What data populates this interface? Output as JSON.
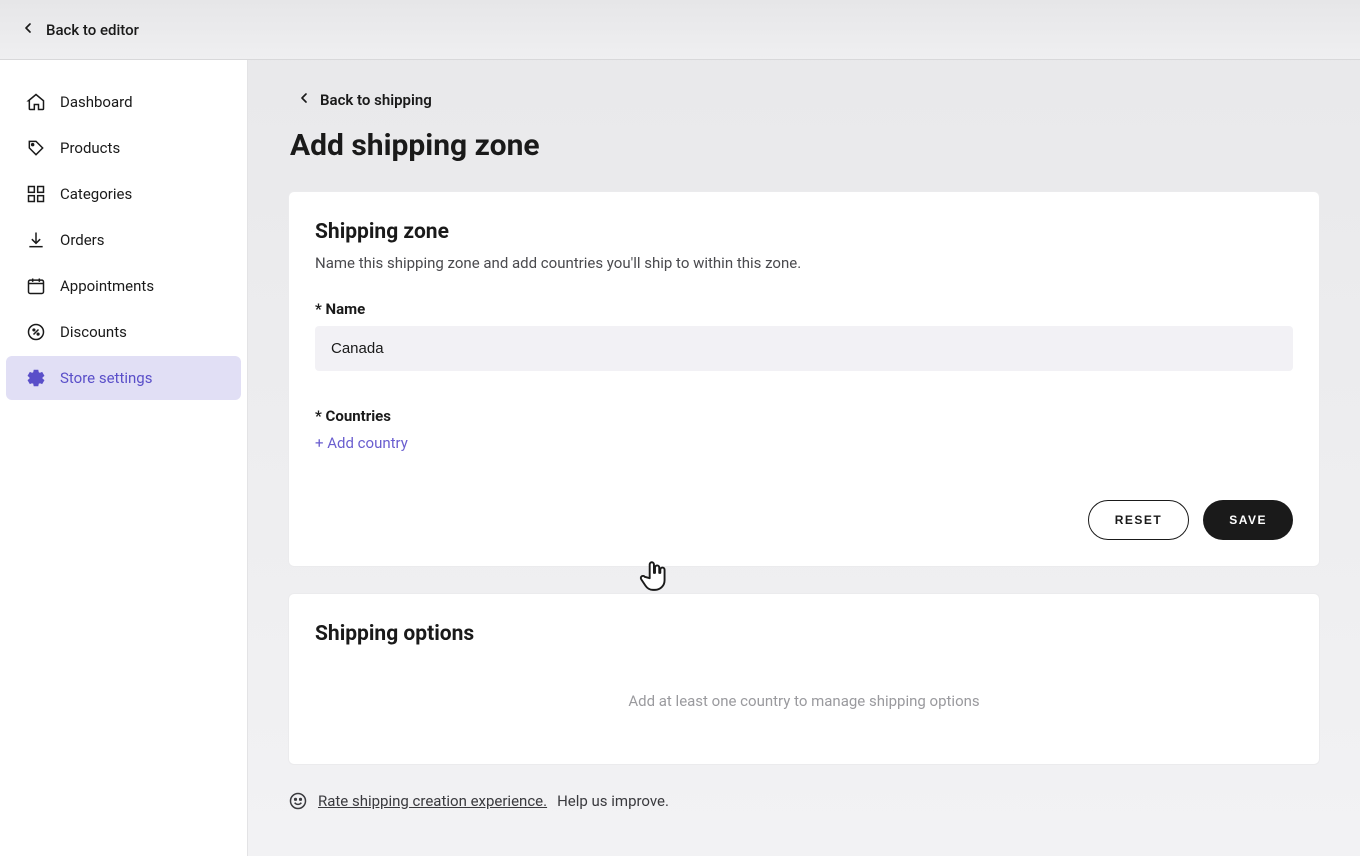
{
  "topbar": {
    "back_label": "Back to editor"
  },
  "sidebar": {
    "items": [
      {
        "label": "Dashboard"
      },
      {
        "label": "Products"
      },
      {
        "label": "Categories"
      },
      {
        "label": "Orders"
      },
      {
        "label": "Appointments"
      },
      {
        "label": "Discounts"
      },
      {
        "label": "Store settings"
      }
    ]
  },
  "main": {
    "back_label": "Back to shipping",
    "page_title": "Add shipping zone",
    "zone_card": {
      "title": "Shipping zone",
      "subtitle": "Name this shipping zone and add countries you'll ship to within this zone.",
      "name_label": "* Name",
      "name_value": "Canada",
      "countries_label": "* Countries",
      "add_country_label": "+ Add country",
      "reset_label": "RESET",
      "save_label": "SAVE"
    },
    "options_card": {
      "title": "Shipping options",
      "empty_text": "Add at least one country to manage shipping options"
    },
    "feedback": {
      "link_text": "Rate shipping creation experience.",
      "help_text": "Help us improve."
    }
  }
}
---
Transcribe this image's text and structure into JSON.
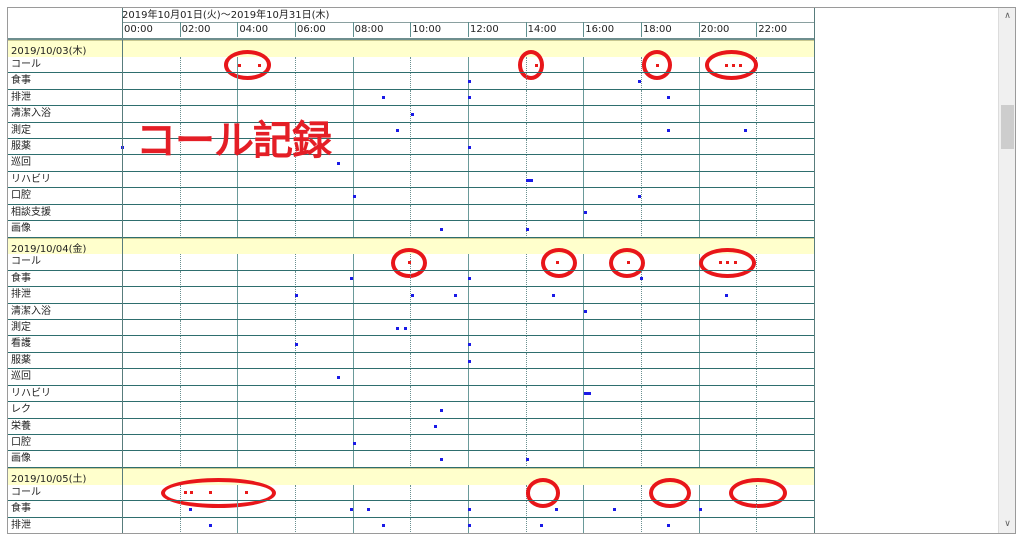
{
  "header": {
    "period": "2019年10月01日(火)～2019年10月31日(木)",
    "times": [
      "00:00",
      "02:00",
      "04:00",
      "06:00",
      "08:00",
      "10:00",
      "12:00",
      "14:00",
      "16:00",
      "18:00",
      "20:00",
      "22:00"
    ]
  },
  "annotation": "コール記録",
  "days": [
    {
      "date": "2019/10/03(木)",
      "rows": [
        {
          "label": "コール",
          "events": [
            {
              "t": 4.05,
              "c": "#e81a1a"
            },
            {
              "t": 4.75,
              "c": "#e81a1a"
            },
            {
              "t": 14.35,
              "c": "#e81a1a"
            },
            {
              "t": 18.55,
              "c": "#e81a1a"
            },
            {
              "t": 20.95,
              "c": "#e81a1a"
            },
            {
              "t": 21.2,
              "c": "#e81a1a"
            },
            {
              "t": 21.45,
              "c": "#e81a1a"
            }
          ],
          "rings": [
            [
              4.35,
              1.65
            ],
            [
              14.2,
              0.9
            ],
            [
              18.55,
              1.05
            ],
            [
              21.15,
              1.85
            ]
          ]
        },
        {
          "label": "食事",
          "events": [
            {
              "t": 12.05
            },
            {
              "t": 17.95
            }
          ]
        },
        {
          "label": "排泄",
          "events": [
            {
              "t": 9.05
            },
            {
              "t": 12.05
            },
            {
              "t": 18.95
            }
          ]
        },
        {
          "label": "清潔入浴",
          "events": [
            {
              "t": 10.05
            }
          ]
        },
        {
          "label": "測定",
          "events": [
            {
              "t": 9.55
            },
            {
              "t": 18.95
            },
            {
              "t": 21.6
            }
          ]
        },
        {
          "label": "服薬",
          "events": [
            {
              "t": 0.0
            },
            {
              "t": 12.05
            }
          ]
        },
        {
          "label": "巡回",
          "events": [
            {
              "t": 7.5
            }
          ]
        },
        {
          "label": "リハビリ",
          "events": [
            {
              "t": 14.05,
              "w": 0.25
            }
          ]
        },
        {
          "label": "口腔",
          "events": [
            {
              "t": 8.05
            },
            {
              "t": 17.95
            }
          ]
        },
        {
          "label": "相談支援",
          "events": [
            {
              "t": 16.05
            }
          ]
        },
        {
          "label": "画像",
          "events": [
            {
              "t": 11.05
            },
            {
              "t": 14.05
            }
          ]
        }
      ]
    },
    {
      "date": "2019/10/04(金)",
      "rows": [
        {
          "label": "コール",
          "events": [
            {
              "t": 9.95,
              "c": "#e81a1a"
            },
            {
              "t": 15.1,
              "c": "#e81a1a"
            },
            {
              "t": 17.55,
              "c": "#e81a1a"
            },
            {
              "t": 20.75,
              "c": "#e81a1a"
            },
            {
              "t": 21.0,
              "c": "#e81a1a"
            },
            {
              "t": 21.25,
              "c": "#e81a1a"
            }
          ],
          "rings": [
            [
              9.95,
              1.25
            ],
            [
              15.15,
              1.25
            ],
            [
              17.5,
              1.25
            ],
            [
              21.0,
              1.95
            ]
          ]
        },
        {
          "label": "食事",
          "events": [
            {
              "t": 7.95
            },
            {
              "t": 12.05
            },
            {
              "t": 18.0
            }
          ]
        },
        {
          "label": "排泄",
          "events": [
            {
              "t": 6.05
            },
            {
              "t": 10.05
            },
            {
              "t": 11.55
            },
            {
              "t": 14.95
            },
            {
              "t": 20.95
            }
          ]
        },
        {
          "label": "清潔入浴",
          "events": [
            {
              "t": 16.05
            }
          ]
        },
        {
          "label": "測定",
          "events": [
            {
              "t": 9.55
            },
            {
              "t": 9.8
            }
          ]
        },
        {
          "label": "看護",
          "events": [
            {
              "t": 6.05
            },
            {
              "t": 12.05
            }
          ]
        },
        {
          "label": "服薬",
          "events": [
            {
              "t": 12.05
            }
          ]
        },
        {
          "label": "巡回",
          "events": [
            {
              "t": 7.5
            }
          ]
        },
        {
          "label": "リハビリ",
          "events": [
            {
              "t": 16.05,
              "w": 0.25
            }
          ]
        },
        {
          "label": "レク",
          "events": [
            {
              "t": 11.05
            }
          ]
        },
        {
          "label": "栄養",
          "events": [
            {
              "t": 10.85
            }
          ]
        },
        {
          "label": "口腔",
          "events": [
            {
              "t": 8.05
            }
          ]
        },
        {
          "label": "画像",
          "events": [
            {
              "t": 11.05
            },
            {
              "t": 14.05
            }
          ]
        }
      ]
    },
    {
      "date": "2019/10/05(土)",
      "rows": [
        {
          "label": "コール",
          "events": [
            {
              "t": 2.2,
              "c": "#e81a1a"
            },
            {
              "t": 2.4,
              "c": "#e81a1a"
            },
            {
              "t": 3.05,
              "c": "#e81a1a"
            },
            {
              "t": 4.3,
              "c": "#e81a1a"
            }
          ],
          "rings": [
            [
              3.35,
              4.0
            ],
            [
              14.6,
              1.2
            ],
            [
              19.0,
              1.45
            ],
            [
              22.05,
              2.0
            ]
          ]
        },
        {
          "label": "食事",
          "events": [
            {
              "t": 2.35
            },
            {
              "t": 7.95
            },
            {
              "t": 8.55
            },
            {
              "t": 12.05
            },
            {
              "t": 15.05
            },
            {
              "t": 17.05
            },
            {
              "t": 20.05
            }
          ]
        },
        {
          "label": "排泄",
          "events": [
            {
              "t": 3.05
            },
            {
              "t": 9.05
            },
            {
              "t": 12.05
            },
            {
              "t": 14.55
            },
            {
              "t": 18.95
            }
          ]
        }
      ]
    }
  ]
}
---
Looking at the material above, count the lines that hold "date" and give the total alone.

The output: 3